Repeat each entry word for word. Leave any images out of the copy.
________________________________________
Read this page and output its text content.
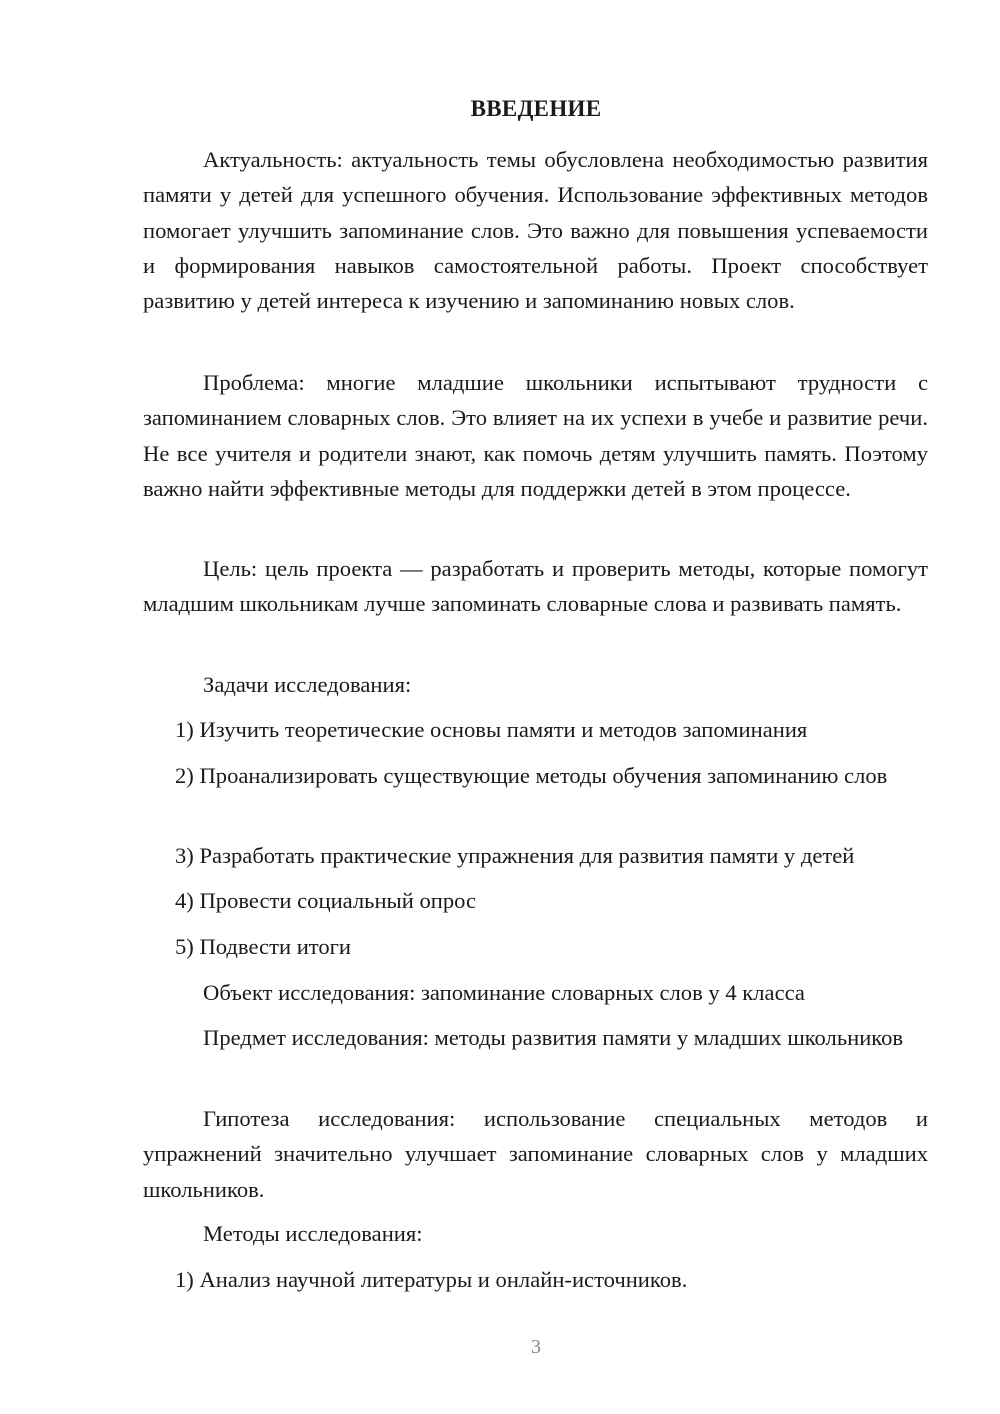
ВВЕДЕНИЕ
Актуальность: актуальность темы обусловлена необходимостью развития памяти у детей для успешного обучения. Использование эффективных методов помогает улучшить запоминание слов. Это важно для повышения успеваемости и формирования навыков самостоятельной работы. Проект способствует развитию у детей интереса к изучению и запоминанию новых слов.
Проблема: многие младшие школьники испытывают трудности с запоминанием словарных слов. Это влияет на их успехи в учебе и развитие речи. Не все учителя и родители знают, как помочь детям улучшить память. Поэтому важно найти эффективные методы для поддержки детей в этом процессе.
Цель: цель проекта — разработать и проверить методы, которые помогут младшим школьникам лучше запоминать словарные слова и развивать память.
Задачи исследования:
1) Изучить теоретические основы памяти и методов запоминания
2) Проанализировать существующие методы обучения запоминанию слов
3) Разработать практические упражнения для развития памяти у детей
4) Провести социальный опрос
5) Подвести итоги
Объект исследования: запоминание словарных слов у 4 класса
Предмет исследования: методы развития памяти у младших школьников
Гипотеза исследования: использование специальных методов и упражнений значительно улучшает запоминание словарных слов у младших школьников.
Методы исследования:
1) Анализ научной литературы и онлайн-источников.
3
________________________________________
[Expected answer]:
Read this page and output its text content.
ВВЕДЕНИЕ
Актуальность: актуальность темы обусловлена необходимостью развития памяти у детей для успешного обучения. Использование эффективных методов помогает улучшить запоминание слов. Это важно для повышения успеваемости и формирования навыков самостоятельной работы. Проект способствует развитию у детей интереса к изучению и запоминанию новых слов.
Проблема: многие младшие школьники испытывают трудности с запоминанием словарных слов. Это влияет на их успехи в учебе и развитие речи. Не все учителя и родители знают, как помочь детям улучшить память. Поэтому важно найти эффективные методы для поддержки детей в этом процессе.
Цель: цель проекта — разработать и проверить методы, которые помогут младшим школьникам лучше запоминать словарные слова и развивать память.
Задачи исследования:
1) Изучить теоретические основы памяти и методов запоминания
2) Проанализировать существующие методы обучения запоминанию слов
3) Разработать практические упражнения для развития памяти у детей
4) Провести социальный опрос
5) Подвести итоги
Объект исследования: запоминание словарных слов у 4 класса
Предмет исследования: методы развития памяти у младших школьников
Гипотеза исследования: использование специальных методов и упражнений значительно улучшает запоминание словарных слов у младших школьников.
Методы исследования:
1) Анализ научной литературы и онлайн-источников.
3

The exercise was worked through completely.